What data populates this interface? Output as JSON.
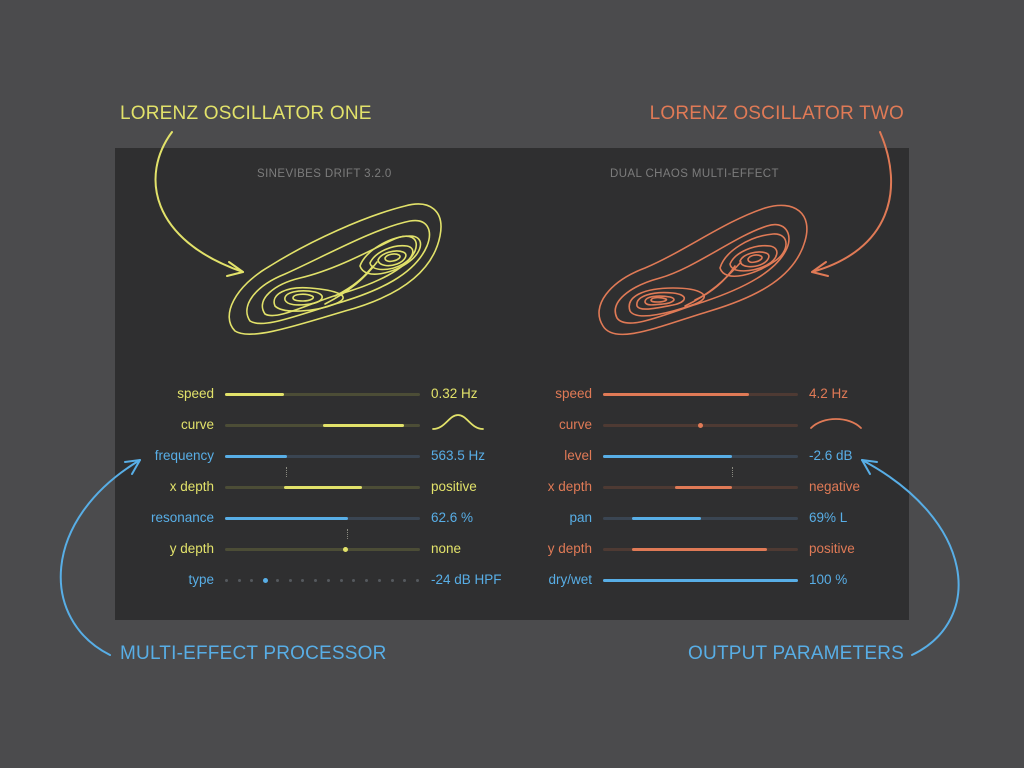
{
  "callouts": {
    "osc_one": "LORENZ OSCILLATOR ONE",
    "osc_two": "LORENZ OSCILLATOR TWO",
    "multi_effect": "MULTI-EFFECT PROCESSOR",
    "output": "OUTPUT PARAMETERS"
  },
  "colors": {
    "yellow": "#e2e26a",
    "orange": "#e07a56",
    "blue": "#58aee6",
    "background": "#4b4b4d",
    "panel": "#2f2f30"
  },
  "panel": {
    "left_title": "SINEVIBES DRIFT 3.2.0",
    "right_title": "DUAL CHAOS MULTI-EFFECT"
  },
  "left_params": {
    "speed": {
      "label": "speed",
      "value": "0.32 Hz",
      "fill": 0.3
    },
    "curve": {
      "label": "curve",
      "start": 0.5,
      "end": 0.92,
      "shape": "bell-curve-icon"
    },
    "frequency": {
      "label": "frequency",
      "value": "563.5 Hz",
      "fill": 0.32
    },
    "x_depth": {
      "label": "x depth",
      "value": "positive",
      "start": 0.3,
      "end": 0.7
    },
    "resonance": {
      "label": "resonance",
      "value": "62.6 %",
      "fill": 0.63
    },
    "y_depth": {
      "label": "y depth",
      "value": "none",
      "position": 0.62
    },
    "type": {
      "label": "type",
      "value": "-24 dB HPF",
      "steps": 16,
      "selected": 3
    }
  },
  "right_params": {
    "speed": {
      "label": "speed",
      "value": "4.2 Hz",
      "fill": 0.75
    },
    "curve": {
      "label": "curve",
      "position": 0.5,
      "shape": "arc-curve-icon"
    },
    "level": {
      "label": "level",
      "value": "-2.6 dB",
      "fill": 0.66
    },
    "x_depth": {
      "label": "x depth",
      "value": "negative",
      "start": 0.37,
      "end": 0.66
    },
    "pan": {
      "label": "pan",
      "value": "69% L",
      "start": 0.15,
      "end": 0.5
    },
    "y_depth": {
      "label": "y depth",
      "value": "positive",
      "start": 0.15,
      "end": 0.84
    },
    "dry_wet": {
      "label": "dry/wet",
      "value": "100 %",
      "fill": 1.0
    }
  }
}
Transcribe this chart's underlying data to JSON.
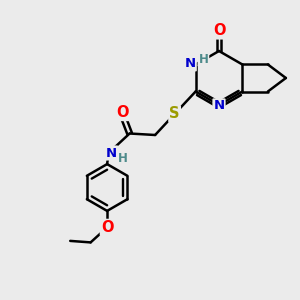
{
  "bg_color": "#ebebeb",
  "bond_color": "#000000",
  "bond_width": 1.8,
  "atom_colors": {
    "C": "#000000",
    "N": "#0000cd",
    "O": "#ff0000",
    "S": "#9b9b00",
    "H": "#4e8b8b"
  },
  "font_size": 9.5
}
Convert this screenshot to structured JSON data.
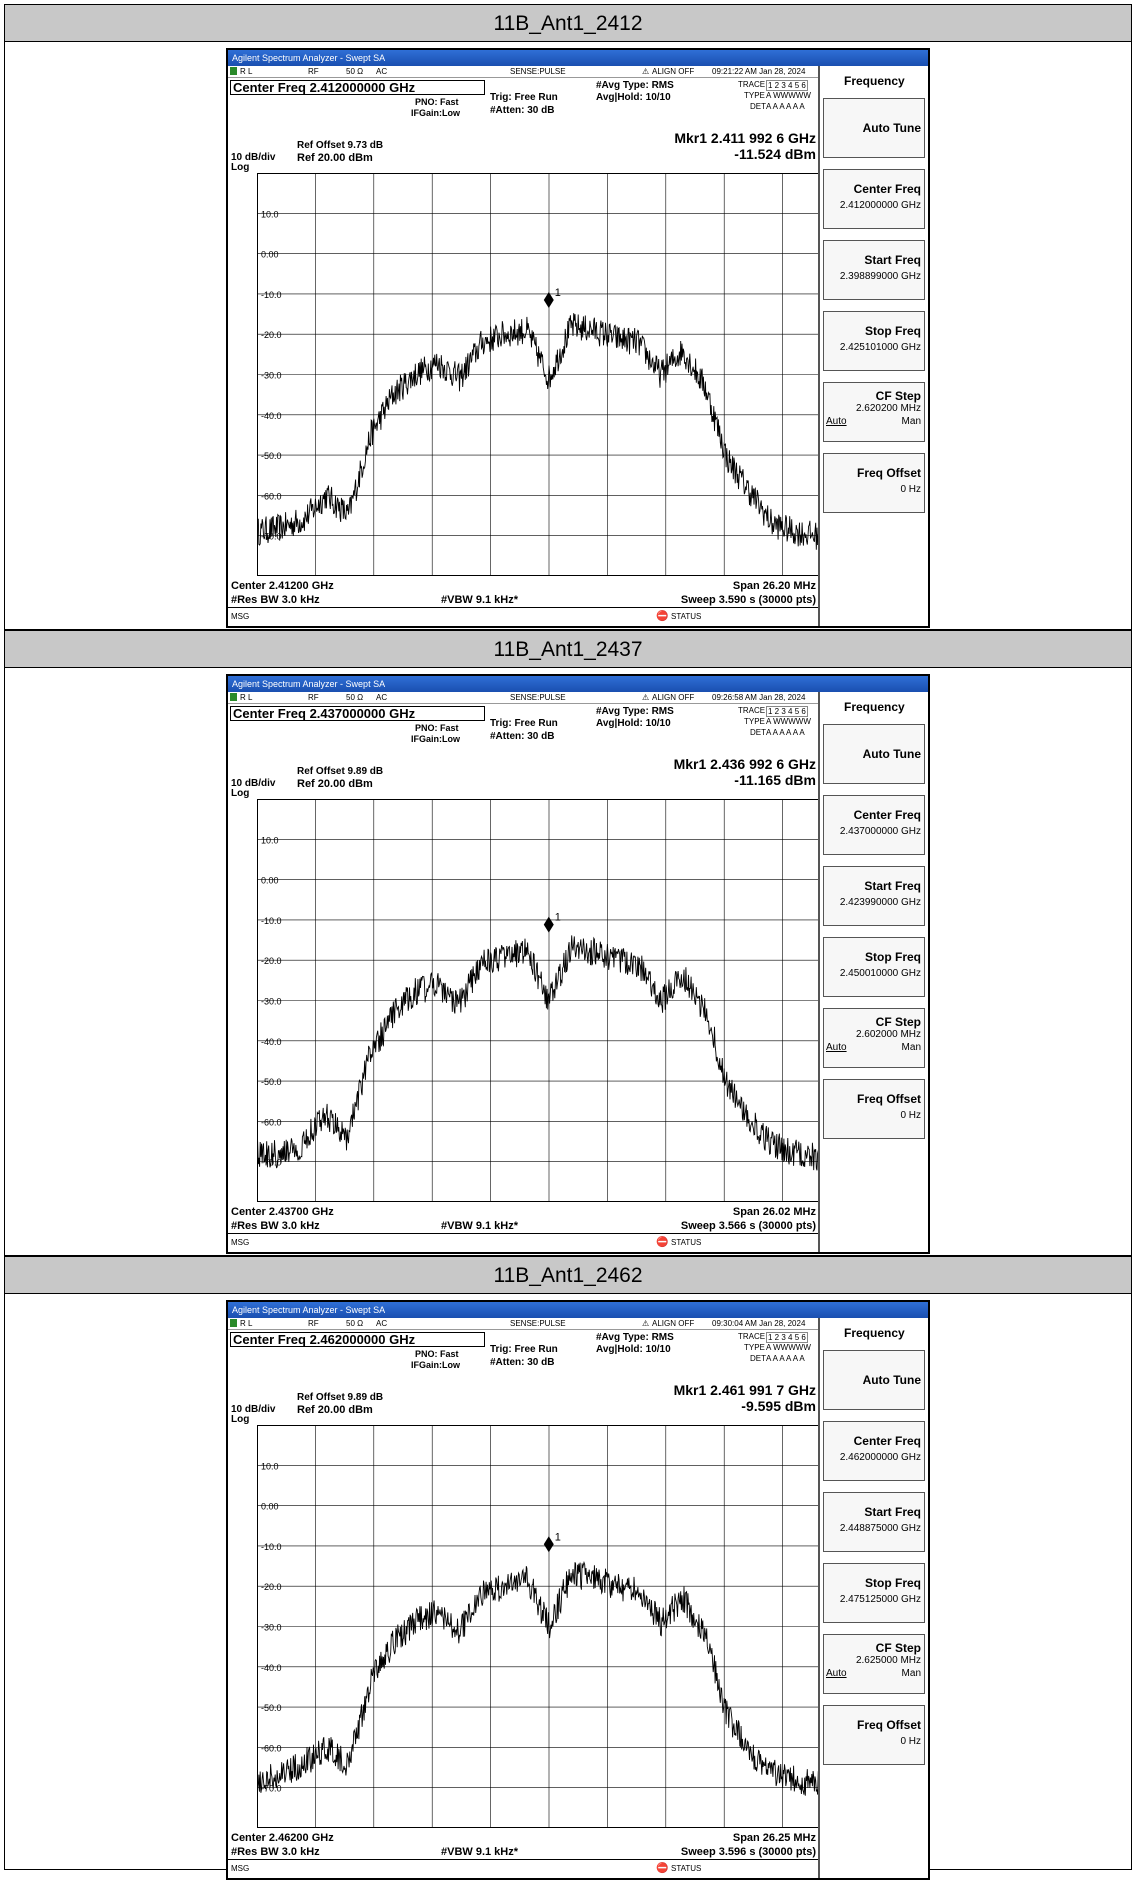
{
  "panels": [
    {
      "title": "11B_Ant1_2412",
      "app_title": "Agilent Spectrum Analyzer - Swept SA",
      "status": {
        "rl": "R L",
        "rf": "RF",
        "imp": "50 Ω",
        "ac": "AC",
        "sense": "SENSE:PULSE",
        "align": "ALIGN OFF",
        "time": "09:21:22 AM Jan 28, 2024"
      },
      "center_freq_box": "Center Freq 2.412000000 GHz",
      "pno": "PNO: Fast",
      "ifgain": "IFGain:Low",
      "trig": "Trig: Free Run",
      "atten": "#Atten: 30 dB",
      "avg_type": "#Avg Type: RMS",
      "avg_hold": "Avg|Hold: 10/10",
      "trace_lbl": "TRACE",
      "trace_nums": "1 2 3 4 5 6",
      "type_lbl": "TYPE",
      "type_vals": "A WWWWW",
      "det_lbl": "DET",
      "det_vals": "A A A A A A",
      "ref_offset": "Ref Offset 9.73 dB",
      "scale": "10 dB/div",
      "ref_level": "Ref 20.00 dBm",
      "log": "Log",
      "marker_freq": "Mkr1 2.411 992 6 GHz",
      "marker_amp": "-11.524 dBm",
      "marker_label": "1",
      "center_bottom": "Center 2.41200 GHz",
      "span": "Span 26.20 MHz",
      "res_bw": "#Res BW 3.0 kHz",
      "vbw": "#VBW 9.1 kHz*",
      "sweep": "Sweep  3.590 s (30000 pts)",
      "msg": "MSG",
      "status_lbl": "STATUS",
      "softkeys": {
        "menu": "Frequency",
        "auto_tune": "Auto Tune",
        "center_freq": "Center Freq",
        "center_val": "2.412000000 GHz",
        "start_freq": "Start Freq",
        "start_val": "2.398899000 GHz",
        "stop_freq": "Stop Freq",
        "stop_val": "2.425101000 GHz",
        "cf_step": "CF Step",
        "cf_val": "2.620200 MHz",
        "auto": "Auto",
        "man": "Man",
        "freq_offset": "Freq Offset",
        "offset_val": "0 Hz"
      }
    },
    {
      "title": "11B_Ant1_2437",
      "app_title": "Agilent Spectrum Analyzer - Swept SA",
      "status": {
        "rl": "R L",
        "rf": "RF",
        "imp": "50 Ω",
        "ac": "AC",
        "sense": "SENSE:PULSE",
        "align": "ALIGN OFF",
        "time": "09:26:58 AM Jan 28, 2024"
      },
      "center_freq_box": "Center Freq 2.437000000 GHz",
      "pno": "PNO: Fast",
      "ifgain": "IFGain:Low",
      "trig": "Trig: Free Run",
      "atten": "#Atten: 30 dB",
      "avg_type": "#Avg Type: RMS",
      "avg_hold": "Avg|Hold: 10/10",
      "trace_lbl": "TRACE",
      "trace_nums": "1 2 3 4 5 6",
      "type_lbl": "TYPE",
      "type_vals": "A WWWWW",
      "det_lbl": "DET",
      "det_vals": "A A A A A A",
      "ref_offset": "Ref Offset 9.89 dB",
      "scale": "10 dB/div",
      "ref_level": "Ref 20.00 dBm",
      "log": "Log",
      "marker_freq": "Mkr1 2.436 992 6 GHz",
      "marker_amp": "-11.165 dBm",
      "marker_label": "1",
      "center_bottom": "Center 2.43700 GHz",
      "span": "Span 26.02 MHz",
      "res_bw": "#Res BW 3.0 kHz",
      "vbw": "#VBW 9.1 kHz*",
      "sweep": "Sweep  3.566 s (30000 pts)",
      "msg": "MSG",
      "status_lbl": "STATUS",
      "softkeys": {
        "menu": "Frequency",
        "auto_tune": "Auto Tune",
        "center_freq": "Center Freq",
        "center_val": "2.437000000 GHz",
        "start_freq": "Start Freq",
        "start_val": "2.423990000 GHz",
        "stop_freq": "Stop Freq",
        "stop_val": "2.450010000 GHz",
        "cf_step": "CF Step",
        "cf_val": "2.602000 MHz",
        "auto": "Auto",
        "man": "Man",
        "freq_offset": "Freq Offset",
        "offset_val": "0 Hz"
      }
    },
    {
      "title": "11B_Ant1_2462",
      "app_title": "Agilent Spectrum Analyzer - Swept SA",
      "status": {
        "rl": "R L",
        "rf": "RF",
        "imp": "50 Ω",
        "ac": "AC",
        "sense": "SENSE:PULSE",
        "align": "ALIGN OFF",
        "time": "09:30:04 AM Jan 28, 2024"
      },
      "center_freq_box": "Center Freq 2.462000000 GHz",
      "pno": "PNO: Fast",
      "ifgain": "IFGain:Low",
      "trig": "Trig: Free Run",
      "atten": "#Atten: 30 dB",
      "avg_type": "#Avg Type: RMS",
      "avg_hold": "Avg|Hold: 10/10",
      "trace_lbl": "TRACE",
      "trace_nums": "1 2 3 4 5 6",
      "type_lbl": "TYPE",
      "type_vals": "A WWWWW",
      "det_lbl": "DET",
      "det_vals": "A A A A A A",
      "ref_offset": "Ref Offset 9.89 dB",
      "scale": "10 dB/div",
      "ref_level": "Ref 20.00 dBm",
      "log": "Log",
      "marker_freq": "Mkr1 2.461 991 7 GHz",
      "marker_amp": "-9.595 dBm",
      "marker_label": "1",
      "center_bottom": "Center 2.46200 GHz",
      "span": "Span 26.25 MHz",
      "res_bw": "#Res BW 3.0 kHz",
      "vbw": "#VBW 9.1 kHz*",
      "sweep": "Sweep  3.596 s (30000 pts)",
      "msg": "MSG",
      "status_lbl": "STATUS",
      "softkeys": {
        "menu": "Frequency",
        "auto_tune": "Auto Tune",
        "center_freq": "Center Freq",
        "center_val": "2.462000000 GHz",
        "start_freq": "Start Freq",
        "start_val": "2.448875000 GHz",
        "stop_freq": "Stop Freq",
        "stop_val": "2.475125000 GHz",
        "cf_step": "CF Step",
        "cf_val": "2.625000 MHz",
        "auto": "Auto",
        "man": "Man",
        "freq_offset": "Freq Offset",
        "offset_val": "0 Hz"
      }
    }
  ],
  "chart_data": [
    {
      "type": "line",
      "title": "11B_Ant1_2412",
      "ylim": [
        -80,
        20
      ],
      "y_ticks": [
        "10.0",
        "0.00",
        "-10.0",
        "-20.0",
        "-30.0",
        "-40.0",
        "-50.0",
        "-60.0",
        "-70.0"
      ],
      "x_offset_mhz": [
        -13.1,
        -12,
        -11,
        -10,
        -9,
        -8,
        -7,
        -6,
        -5,
        -4,
        -3,
        -2,
        -1,
        0,
        1,
        2,
        3,
        4,
        5,
        6,
        7,
        8,
        9,
        10,
        11,
        12,
        13.1
      ],
      "y_dbm": [
        -69,
        -68,
        -66,
        -60,
        -65,
        -45,
        -35,
        -30,
        -27,
        -31,
        -22,
        -20,
        -19,
        -31,
        -18,
        -19,
        -21,
        -22,
        -30,
        -24,
        -33,
        -51,
        -59,
        -67,
        -69,
        -70,
        -71
      ],
      "marker": {
        "x_offset_mhz": -0.01,
        "y_dbm": -11.524
      }
    },
    {
      "type": "line",
      "title": "11B_Ant1_2437",
      "ylim": [
        -80,
        20
      ],
      "y_ticks": [
        "10.0",
        "0.00",
        "-10.0",
        "-20.0",
        "-30.0",
        "-40.0",
        "-50.0",
        "-60.0",
        "-70.0"
      ],
      "x_offset_mhz": [
        -13,
        -12,
        -11,
        -10,
        -9,
        -8,
        -7,
        -6,
        -5,
        -4,
        -3,
        -2,
        -1,
        0,
        1,
        2,
        3,
        4,
        5,
        6,
        7,
        8,
        9,
        10,
        11,
        12,
        13
      ],
      "y_dbm": [
        -68,
        -68,
        -66,
        -58,
        -64,
        -44,
        -34,
        -28,
        -26,
        -31,
        -21,
        -19,
        -18,
        -30,
        -17,
        -18,
        -20,
        -21,
        -30,
        -24,
        -33,
        -52,
        -60,
        -66,
        -68,
        -69,
        -70
      ],
      "marker": {
        "x_offset_mhz": -0.01,
        "y_dbm": -11.165
      }
    },
    {
      "type": "line",
      "title": "11B_Ant1_2462",
      "ylim": [
        -80,
        20
      ],
      "y_ticks": [
        "10.0",
        "0.00",
        "-10.0",
        "-20.0",
        "-30.0",
        "-40.0",
        "-50.0",
        "-60.0",
        "-70.0"
      ],
      "x_offset_mhz": [
        -13.1,
        -12,
        -11,
        -10,
        -9,
        -8,
        -7,
        -6,
        -5,
        -4,
        -3,
        -2,
        -1,
        0,
        1,
        2,
        3,
        4,
        5,
        6,
        7,
        8,
        9,
        10,
        11,
        12,
        13.1
      ],
      "y_dbm": [
        -68,
        -67,
        -64,
        -60,
        -64,
        -44,
        -34,
        -29,
        -26,
        -31,
        -22,
        -20,
        -18,
        -30,
        -17,
        -18,
        -20,
        -21,
        -29,
        -23,
        -32,
        -52,
        -61,
        -66,
        -68,
        -69,
        -70
      ],
      "marker": {
        "x_offset_mhz": -0.01,
        "y_dbm": -9.595
      }
    }
  ]
}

**JOB**. Read the data above. Pull out each line in which the string "span" appears.

**RESULT**.
      "span": "Span 26.20 MHz",
      "span": "Span 26.02 MHz",
      "span": "Span 26.25 MHz",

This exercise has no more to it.